──────── Supplied material ────────

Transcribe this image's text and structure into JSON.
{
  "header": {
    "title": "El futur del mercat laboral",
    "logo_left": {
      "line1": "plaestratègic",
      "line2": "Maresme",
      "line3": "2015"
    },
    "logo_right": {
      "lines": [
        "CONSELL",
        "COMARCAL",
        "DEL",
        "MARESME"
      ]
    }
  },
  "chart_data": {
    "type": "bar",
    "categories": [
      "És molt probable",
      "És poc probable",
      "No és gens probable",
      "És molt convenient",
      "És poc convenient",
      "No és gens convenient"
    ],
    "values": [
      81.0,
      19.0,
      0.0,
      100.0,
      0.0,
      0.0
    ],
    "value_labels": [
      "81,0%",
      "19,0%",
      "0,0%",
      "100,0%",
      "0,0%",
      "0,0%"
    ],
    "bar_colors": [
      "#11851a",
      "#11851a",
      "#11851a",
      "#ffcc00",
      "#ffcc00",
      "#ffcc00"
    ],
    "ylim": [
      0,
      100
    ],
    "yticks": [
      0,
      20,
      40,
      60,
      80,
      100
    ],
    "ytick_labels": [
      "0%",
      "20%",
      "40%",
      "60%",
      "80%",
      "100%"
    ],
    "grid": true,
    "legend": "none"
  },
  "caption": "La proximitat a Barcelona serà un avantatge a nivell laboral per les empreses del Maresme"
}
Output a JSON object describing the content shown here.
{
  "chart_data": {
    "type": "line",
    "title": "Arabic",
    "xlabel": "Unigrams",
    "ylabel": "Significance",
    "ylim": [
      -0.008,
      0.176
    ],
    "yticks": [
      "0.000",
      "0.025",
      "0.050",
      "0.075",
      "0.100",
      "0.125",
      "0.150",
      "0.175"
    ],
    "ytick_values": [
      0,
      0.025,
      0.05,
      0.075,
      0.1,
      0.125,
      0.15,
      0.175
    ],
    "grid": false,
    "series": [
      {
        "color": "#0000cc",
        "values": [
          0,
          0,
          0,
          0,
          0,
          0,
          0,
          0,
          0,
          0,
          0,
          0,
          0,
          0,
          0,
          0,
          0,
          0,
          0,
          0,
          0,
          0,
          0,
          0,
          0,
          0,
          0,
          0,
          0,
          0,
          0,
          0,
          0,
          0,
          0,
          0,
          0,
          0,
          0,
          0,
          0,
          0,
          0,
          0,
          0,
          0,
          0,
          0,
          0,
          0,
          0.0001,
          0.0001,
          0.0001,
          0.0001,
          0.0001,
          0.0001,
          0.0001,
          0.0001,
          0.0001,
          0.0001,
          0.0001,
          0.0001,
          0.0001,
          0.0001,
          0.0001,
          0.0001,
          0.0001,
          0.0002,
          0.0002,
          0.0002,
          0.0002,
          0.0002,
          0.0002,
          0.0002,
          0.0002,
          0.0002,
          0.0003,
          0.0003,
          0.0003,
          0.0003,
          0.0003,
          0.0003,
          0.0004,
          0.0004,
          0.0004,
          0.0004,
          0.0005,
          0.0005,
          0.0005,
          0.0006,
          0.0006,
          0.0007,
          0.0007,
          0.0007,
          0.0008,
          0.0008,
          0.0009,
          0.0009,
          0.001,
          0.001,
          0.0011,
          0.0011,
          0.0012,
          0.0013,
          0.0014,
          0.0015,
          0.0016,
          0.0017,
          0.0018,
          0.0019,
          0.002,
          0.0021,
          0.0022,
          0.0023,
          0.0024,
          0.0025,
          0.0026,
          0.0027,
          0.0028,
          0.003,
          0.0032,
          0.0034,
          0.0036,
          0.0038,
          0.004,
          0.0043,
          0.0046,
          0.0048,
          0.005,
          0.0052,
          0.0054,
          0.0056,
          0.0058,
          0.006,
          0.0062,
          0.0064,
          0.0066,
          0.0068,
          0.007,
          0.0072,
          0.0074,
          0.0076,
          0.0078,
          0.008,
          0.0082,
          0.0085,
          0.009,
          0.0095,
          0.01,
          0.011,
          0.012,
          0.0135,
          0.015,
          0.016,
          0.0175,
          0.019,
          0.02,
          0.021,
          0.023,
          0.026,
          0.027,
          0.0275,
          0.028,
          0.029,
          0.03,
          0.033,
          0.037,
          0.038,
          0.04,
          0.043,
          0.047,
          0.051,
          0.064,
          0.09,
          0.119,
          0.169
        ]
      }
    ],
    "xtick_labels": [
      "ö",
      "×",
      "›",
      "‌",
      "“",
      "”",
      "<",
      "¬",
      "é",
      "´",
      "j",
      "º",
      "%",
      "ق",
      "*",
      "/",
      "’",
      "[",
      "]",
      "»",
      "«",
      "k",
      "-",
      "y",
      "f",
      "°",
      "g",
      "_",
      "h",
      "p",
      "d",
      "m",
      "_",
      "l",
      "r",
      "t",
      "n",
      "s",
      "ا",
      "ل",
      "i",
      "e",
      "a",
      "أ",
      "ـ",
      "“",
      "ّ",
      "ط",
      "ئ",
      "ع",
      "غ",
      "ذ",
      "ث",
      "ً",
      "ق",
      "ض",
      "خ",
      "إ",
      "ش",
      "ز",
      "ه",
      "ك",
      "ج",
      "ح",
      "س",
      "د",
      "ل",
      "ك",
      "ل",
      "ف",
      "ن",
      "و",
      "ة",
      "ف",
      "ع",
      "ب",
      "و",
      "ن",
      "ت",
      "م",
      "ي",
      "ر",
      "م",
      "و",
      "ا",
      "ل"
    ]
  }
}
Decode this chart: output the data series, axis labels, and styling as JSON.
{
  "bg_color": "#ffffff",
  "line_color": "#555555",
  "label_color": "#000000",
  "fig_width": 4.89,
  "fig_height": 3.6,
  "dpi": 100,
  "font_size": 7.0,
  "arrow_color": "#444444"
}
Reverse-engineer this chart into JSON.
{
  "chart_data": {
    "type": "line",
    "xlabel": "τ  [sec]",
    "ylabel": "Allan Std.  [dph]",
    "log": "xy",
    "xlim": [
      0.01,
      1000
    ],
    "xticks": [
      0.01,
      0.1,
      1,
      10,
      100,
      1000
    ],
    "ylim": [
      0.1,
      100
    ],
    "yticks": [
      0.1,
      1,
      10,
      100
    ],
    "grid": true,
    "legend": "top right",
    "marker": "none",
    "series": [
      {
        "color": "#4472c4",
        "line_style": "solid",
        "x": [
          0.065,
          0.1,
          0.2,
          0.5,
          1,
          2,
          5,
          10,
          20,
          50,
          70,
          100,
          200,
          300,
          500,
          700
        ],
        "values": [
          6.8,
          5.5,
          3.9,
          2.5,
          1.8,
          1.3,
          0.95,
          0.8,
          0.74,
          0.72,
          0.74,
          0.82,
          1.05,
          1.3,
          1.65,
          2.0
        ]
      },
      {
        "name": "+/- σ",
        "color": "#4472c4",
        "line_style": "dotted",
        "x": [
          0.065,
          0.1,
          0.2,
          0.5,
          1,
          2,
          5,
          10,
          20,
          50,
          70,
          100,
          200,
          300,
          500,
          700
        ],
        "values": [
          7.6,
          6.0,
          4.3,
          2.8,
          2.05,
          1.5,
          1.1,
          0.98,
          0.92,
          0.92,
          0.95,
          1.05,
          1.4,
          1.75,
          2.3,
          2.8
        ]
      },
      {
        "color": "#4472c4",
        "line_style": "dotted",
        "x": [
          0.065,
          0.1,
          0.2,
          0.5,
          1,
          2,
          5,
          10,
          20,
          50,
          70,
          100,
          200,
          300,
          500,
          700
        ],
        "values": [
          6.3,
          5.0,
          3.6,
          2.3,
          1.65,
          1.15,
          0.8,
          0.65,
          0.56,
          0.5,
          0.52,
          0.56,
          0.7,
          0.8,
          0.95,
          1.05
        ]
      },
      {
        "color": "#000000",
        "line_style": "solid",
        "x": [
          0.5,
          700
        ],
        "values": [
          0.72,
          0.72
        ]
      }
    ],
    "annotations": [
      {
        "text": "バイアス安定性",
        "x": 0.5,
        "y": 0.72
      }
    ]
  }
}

────────

Search the data above for the word "ylabel", then gather each line in which it appears.

Reply:
    "ylabel": "Significance",
    "ylabel": "Allan Std.  [dph]",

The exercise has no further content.